EXERCISE -> The records that follow are to be transcribed in full, without their images.

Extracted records
■ ■ ■ ■

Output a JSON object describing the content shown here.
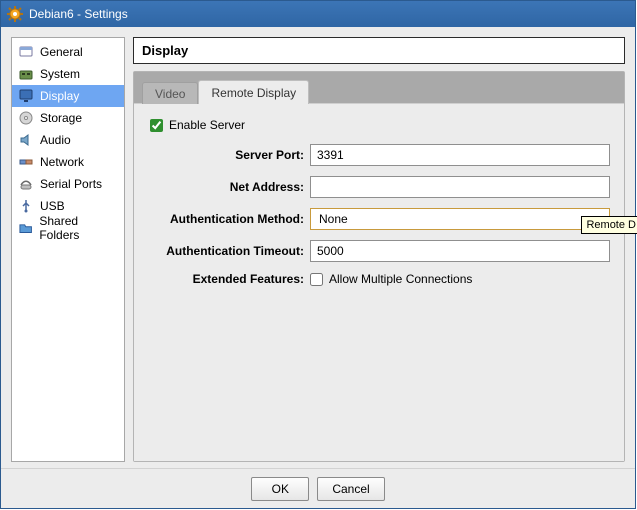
{
  "window": {
    "title": "Debian6 - Settings"
  },
  "sidebar": {
    "items": [
      {
        "label": "General"
      },
      {
        "label": "System"
      },
      {
        "label": "Display"
      },
      {
        "label": "Storage"
      },
      {
        "label": "Audio"
      },
      {
        "label": "Network"
      },
      {
        "label": "Serial Ports"
      },
      {
        "label": "USB"
      },
      {
        "label": "Shared Folders"
      }
    ],
    "selected_index": 2
  },
  "panel": {
    "title": "Display",
    "tabs": [
      {
        "label": "Video"
      },
      {
        "label": "Remote Display"
      }
    ],
    "active_tab_index": 1
  },
  "remote_display": {
    "enable_label": "Enable Server",
    "enable_checked": true,
    "server_port_label": "Server Port:",
    "server_port_value": "3391",
    "net_address_label": "Net Address:",
    "net_address_value": "",
    "auth_method_label": "Authentication Method:",
    "auth_method_value": "None",
    "auth_timeout_label": "Authentication Timeout:",
    "auth_timeout_value": "5000",
    "extended_features_label": "Extended Features:",
    "allow_multi_label": "Allow Multiple Connections",
    "allow_multi_checked": false
  },
  "buttons": {
    "ok": "OK",
    "cancel": "Cancel"
  },
  "tooltip_fragment": "Remote D"
}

■ ■ ■ ■

COMPLETE OUTPUT ->
Output a JSON object describing the content shown here.
{
  "window": {
    "title": "Debian6 - Settings"
  },
  "sidebar": {
    "items": [
      {
        "label": "General"
      },
      {
        "label": "System"
      },
      {
        "label": "Display"
      },
      {
        "label": "Storage"
      },
      {
        "label": "Audio"
      },
      {
        "label": "Network"
      },
      {
        "label": "Serial Ports"
      },
      {
        "label": "USB"
      },
      {
        "label": "Shared Folders"
      }
    ],
    "selected_index": 2
  },
  "panel": {
    "title": "Display",
    "tabs": [
      {
        "label": "Video"
      },
      {
        "label": "Remote Display"
      }
    ],
    "active_tab_index": 1
  },
  "remote_display": {
    "enable_label": "Enable Server",
    "enable_checked": true,
    "server_port_label": "Server Port:",
    "server_port_value": "3391",
    "net_address_label": "Net Address:",
    "net_address_value": "",
    "auth_method_label": "Authentication Method:",
    "auth_method_value": "None",
    "auth_timeout_label": "Authentication Timeout:",
    "auth_timeout_value": "5000",
    "extended_features_label": "Extended Features:",
    "allow_multi_label": "Allow Multiple Connections",
    "allow_multi_checked": false
  },
  "buttons": {
    "ok": "OK",
    "cancel": "Cancel"
  },
  "tooltip_fragment": "Remote D"
}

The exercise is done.